| Task directions |
Of the lines in the records that follow, how many include the word "JSON"? Answer with a bare number.

| Supplied material |
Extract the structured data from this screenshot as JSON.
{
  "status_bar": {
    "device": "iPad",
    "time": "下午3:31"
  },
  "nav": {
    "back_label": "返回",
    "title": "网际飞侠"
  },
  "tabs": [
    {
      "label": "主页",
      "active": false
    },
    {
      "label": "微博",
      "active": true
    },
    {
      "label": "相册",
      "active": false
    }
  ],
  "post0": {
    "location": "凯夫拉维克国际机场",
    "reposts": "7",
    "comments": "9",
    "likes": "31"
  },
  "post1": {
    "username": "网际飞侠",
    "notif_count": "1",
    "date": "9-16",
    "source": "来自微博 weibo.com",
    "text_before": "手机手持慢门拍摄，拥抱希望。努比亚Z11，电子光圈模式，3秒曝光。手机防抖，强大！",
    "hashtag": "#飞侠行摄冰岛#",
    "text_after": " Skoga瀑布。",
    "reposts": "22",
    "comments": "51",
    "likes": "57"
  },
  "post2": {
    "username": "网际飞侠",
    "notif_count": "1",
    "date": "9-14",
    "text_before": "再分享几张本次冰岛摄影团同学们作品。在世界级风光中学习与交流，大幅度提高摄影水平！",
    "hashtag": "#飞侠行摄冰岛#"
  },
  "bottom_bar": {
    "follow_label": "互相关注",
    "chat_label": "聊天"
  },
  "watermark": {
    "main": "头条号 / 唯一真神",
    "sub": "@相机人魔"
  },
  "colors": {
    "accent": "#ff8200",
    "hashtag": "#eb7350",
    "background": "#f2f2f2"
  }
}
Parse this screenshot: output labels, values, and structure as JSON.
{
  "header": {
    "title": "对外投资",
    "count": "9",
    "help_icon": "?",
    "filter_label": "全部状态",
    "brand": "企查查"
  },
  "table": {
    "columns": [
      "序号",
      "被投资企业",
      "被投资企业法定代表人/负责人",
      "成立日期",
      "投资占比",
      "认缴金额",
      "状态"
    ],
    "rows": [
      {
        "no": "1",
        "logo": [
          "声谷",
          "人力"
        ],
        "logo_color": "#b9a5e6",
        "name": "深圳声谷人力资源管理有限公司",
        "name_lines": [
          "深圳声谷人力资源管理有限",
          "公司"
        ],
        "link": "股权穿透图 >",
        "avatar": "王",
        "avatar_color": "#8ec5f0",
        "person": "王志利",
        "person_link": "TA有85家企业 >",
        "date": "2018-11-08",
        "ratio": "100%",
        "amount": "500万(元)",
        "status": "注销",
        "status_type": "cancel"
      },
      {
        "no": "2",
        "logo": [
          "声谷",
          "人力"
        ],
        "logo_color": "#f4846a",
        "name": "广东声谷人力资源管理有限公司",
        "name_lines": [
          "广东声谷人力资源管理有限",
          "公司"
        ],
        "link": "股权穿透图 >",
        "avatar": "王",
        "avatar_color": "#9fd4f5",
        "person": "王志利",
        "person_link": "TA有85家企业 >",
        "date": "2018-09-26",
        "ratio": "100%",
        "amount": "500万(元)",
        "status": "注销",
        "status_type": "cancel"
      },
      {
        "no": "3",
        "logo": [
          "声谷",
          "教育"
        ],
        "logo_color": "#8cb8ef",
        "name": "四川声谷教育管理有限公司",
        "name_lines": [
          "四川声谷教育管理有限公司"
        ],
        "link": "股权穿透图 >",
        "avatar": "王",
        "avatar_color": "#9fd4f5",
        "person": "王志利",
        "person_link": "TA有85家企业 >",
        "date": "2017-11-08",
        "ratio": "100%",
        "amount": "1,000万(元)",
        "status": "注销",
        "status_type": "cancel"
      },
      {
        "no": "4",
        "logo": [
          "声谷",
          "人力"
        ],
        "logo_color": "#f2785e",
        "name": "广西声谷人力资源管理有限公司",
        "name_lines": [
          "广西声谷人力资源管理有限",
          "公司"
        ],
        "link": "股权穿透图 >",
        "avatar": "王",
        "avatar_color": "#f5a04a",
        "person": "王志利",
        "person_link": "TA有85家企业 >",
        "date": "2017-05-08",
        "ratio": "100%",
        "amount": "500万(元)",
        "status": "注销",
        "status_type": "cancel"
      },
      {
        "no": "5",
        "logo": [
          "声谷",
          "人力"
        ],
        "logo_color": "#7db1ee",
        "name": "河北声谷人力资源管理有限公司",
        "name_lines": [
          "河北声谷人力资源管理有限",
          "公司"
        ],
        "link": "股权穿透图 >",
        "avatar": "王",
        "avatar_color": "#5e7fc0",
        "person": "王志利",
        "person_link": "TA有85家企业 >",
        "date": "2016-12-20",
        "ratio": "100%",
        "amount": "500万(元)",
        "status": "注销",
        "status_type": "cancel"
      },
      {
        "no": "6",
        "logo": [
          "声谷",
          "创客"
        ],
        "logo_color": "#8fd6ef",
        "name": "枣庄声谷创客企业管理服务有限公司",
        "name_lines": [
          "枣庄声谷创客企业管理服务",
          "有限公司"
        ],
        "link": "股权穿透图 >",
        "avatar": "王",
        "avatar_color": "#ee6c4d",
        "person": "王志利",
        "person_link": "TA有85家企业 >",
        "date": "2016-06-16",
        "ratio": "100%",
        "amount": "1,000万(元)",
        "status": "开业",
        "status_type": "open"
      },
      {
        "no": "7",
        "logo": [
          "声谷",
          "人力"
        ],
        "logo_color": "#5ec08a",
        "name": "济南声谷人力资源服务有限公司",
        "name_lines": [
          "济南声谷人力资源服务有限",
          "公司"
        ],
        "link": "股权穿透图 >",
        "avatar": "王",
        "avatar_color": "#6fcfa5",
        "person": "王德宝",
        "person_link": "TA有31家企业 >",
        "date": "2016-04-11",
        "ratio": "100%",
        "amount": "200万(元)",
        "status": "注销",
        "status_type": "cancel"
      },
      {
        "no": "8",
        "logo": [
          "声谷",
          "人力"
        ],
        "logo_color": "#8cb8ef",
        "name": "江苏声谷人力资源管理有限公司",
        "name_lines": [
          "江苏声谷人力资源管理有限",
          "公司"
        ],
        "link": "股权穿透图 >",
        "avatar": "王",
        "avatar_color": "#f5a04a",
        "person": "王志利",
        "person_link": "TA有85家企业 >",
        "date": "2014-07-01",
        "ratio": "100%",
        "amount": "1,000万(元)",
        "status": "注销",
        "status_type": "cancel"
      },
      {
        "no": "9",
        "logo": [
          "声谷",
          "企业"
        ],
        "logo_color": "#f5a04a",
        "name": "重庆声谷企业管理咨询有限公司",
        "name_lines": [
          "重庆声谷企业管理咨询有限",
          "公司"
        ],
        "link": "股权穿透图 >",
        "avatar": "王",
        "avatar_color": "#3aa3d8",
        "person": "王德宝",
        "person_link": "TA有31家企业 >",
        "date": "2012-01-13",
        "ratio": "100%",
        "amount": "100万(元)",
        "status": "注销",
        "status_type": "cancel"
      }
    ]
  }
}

| Complete response |
2